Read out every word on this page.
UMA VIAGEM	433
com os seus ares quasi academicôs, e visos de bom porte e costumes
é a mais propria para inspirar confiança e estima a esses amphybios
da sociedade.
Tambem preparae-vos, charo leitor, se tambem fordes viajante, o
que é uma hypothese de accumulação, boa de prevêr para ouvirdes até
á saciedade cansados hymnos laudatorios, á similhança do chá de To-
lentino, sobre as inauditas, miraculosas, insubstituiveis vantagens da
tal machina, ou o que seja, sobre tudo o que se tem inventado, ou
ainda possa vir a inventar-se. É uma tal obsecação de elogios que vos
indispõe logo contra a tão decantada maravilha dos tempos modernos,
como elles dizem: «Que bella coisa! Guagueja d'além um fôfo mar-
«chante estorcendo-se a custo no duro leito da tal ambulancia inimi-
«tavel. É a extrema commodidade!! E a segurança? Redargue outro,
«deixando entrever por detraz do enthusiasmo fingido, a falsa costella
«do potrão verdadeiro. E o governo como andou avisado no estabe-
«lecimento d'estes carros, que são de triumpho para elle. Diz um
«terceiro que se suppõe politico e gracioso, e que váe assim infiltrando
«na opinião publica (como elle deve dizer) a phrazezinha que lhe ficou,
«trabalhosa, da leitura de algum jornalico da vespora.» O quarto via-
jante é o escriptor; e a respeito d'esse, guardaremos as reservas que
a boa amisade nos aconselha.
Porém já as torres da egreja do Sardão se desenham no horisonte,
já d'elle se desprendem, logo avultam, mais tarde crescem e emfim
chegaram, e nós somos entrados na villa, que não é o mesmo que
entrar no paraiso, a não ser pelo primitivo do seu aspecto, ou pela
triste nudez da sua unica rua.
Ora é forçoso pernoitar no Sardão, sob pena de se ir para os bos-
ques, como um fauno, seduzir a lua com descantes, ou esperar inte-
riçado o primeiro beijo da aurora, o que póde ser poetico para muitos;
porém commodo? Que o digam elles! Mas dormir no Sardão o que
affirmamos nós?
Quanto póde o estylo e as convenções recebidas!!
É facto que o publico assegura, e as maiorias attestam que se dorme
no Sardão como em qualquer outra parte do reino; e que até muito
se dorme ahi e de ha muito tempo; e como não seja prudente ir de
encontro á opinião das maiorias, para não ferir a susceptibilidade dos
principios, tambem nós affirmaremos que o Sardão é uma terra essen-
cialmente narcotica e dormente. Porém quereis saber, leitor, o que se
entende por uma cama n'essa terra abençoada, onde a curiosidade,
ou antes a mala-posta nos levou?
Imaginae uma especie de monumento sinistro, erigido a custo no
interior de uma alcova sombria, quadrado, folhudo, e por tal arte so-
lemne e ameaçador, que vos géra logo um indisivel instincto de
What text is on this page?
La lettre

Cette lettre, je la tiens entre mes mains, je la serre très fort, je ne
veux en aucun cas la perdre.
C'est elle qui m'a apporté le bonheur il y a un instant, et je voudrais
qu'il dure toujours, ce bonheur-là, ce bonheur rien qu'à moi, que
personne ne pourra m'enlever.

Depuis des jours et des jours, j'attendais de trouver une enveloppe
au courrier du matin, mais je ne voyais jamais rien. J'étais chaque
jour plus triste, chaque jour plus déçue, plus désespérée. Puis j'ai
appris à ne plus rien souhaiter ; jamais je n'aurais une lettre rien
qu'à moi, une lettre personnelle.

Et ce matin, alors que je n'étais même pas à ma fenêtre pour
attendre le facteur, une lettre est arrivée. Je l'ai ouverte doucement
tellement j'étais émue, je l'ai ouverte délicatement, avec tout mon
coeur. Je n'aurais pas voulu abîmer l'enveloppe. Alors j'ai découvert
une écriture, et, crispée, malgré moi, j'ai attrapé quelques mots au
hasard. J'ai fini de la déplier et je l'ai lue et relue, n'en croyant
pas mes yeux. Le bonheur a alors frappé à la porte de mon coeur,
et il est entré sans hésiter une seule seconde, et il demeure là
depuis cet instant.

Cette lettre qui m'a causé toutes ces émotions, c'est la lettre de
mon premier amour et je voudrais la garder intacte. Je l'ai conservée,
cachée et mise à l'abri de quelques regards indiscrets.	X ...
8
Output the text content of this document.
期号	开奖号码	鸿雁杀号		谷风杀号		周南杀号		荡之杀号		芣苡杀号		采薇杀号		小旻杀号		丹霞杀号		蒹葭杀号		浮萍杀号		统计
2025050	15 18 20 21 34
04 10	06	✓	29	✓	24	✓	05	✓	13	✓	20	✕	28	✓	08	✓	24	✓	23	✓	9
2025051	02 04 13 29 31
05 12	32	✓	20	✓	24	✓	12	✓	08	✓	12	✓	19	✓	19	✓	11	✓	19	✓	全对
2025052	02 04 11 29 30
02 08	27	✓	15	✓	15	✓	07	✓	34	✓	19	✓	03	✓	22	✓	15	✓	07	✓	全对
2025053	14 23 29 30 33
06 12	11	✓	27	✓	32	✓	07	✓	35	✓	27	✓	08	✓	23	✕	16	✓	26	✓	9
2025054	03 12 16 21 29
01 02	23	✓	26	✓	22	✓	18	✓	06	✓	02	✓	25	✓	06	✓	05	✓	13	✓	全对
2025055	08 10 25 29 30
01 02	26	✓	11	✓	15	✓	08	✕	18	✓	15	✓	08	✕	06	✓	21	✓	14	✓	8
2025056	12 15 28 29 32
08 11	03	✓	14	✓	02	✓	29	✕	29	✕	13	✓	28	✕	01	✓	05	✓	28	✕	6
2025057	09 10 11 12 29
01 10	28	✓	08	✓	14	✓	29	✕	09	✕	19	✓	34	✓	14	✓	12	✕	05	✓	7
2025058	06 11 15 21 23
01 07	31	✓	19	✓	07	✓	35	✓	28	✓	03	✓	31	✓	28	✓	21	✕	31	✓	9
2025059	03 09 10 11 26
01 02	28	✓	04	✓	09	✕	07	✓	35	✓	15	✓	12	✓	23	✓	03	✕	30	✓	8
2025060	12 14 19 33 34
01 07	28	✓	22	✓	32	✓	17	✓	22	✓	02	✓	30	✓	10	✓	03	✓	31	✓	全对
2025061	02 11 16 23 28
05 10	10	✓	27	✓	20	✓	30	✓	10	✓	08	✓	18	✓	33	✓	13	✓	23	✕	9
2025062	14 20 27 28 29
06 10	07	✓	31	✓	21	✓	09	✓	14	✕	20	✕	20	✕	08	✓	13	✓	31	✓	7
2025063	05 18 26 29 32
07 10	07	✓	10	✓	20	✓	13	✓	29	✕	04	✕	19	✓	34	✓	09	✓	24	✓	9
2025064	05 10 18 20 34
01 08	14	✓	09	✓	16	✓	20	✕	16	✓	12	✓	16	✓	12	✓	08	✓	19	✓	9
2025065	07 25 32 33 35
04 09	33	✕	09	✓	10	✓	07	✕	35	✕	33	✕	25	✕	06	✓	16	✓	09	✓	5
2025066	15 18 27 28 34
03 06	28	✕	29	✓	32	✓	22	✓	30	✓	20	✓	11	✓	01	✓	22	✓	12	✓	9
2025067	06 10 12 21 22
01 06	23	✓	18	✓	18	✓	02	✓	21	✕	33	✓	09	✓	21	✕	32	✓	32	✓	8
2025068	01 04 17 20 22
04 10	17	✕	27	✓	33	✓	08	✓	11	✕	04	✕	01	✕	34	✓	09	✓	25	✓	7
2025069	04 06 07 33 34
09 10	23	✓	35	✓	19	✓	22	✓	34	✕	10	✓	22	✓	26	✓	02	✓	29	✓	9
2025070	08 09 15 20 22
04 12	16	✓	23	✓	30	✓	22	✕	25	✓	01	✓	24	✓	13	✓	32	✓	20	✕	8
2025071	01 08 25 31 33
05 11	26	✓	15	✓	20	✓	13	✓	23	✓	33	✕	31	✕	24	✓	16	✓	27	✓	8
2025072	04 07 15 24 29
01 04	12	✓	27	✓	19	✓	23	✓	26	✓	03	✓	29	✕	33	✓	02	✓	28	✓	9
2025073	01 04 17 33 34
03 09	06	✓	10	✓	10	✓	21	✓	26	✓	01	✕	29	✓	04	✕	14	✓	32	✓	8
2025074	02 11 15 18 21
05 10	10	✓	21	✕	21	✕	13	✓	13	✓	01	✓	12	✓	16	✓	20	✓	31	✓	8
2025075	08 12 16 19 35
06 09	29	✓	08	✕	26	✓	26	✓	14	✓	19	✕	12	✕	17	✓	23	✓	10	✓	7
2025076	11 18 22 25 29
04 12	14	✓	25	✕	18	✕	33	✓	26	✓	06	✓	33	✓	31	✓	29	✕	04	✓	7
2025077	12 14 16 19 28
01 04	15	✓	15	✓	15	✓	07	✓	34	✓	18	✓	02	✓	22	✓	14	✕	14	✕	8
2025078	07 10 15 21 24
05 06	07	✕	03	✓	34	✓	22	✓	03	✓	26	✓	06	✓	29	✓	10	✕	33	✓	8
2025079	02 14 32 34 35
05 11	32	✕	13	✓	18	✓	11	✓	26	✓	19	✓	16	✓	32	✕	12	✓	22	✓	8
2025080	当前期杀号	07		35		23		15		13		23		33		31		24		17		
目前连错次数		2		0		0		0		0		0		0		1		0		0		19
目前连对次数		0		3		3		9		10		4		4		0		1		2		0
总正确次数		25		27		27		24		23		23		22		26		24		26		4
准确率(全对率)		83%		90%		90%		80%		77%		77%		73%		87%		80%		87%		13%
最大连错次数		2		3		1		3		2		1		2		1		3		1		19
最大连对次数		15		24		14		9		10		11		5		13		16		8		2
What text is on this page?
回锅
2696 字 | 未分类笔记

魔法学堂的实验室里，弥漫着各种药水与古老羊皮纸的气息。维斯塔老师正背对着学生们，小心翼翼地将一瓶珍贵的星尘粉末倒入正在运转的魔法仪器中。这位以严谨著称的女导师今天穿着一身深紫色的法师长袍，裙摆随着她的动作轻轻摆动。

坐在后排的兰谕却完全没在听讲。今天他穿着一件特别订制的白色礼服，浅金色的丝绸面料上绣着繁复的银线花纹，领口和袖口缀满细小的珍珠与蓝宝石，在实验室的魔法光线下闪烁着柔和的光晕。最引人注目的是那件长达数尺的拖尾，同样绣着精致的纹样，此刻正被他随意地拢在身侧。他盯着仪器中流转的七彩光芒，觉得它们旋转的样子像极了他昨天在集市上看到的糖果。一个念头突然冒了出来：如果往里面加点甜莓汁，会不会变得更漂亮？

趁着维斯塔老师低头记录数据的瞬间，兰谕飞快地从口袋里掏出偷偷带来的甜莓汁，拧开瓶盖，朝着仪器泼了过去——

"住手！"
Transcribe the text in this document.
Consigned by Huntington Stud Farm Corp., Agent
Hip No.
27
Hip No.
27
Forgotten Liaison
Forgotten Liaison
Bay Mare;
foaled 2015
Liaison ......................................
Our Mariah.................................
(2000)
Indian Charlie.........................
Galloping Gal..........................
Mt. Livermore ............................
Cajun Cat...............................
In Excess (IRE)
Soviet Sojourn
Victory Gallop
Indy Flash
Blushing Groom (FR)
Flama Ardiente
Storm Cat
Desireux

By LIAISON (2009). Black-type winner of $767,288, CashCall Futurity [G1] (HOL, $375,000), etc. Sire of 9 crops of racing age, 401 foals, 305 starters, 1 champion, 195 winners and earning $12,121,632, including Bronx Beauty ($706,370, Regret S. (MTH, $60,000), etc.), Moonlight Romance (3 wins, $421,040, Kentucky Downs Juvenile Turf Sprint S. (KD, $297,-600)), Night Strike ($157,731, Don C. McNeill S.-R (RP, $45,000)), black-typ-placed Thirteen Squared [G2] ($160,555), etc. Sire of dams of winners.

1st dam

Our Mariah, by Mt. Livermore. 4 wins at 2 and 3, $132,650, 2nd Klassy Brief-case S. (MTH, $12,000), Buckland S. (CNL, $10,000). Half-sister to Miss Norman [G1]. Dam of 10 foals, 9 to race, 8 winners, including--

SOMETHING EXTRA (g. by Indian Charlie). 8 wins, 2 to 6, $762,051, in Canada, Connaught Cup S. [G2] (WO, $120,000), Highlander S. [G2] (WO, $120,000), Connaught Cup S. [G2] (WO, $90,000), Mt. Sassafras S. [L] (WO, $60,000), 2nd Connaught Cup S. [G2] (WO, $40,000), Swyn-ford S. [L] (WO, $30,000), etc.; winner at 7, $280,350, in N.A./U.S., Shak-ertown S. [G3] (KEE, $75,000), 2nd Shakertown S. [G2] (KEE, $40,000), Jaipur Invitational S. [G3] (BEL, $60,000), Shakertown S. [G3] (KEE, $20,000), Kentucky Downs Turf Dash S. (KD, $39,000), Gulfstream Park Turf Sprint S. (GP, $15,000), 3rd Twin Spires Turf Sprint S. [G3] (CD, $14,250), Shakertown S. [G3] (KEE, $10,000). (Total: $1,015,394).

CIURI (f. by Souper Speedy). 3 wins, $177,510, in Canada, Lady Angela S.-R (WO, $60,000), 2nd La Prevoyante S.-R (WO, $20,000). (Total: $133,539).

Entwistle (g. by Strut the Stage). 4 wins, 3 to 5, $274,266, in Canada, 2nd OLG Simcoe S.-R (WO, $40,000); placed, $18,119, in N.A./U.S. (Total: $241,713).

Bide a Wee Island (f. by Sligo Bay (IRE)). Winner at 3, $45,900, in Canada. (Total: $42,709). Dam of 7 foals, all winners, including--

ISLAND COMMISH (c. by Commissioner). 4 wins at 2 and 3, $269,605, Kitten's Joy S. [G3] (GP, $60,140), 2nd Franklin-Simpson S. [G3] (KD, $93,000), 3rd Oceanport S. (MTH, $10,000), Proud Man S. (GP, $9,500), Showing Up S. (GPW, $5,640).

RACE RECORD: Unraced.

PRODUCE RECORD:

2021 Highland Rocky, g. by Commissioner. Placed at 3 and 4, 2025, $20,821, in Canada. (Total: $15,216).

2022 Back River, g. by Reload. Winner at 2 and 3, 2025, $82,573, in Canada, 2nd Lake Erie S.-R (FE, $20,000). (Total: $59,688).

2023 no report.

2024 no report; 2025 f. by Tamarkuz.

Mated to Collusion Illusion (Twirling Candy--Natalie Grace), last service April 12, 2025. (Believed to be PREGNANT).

> _EXERCISE_
Scan the lines for the string "logo". Pick out every line that has it.

> _THE COMPLETED TASK_
indispõe logo contra a tão decantada maravilha dos tempos modernos,
já d'elle se desprendem, logo avultam, mais tarde crescem e emfim
lemne e ameaçador, que vos géra logo um indisivel instincto de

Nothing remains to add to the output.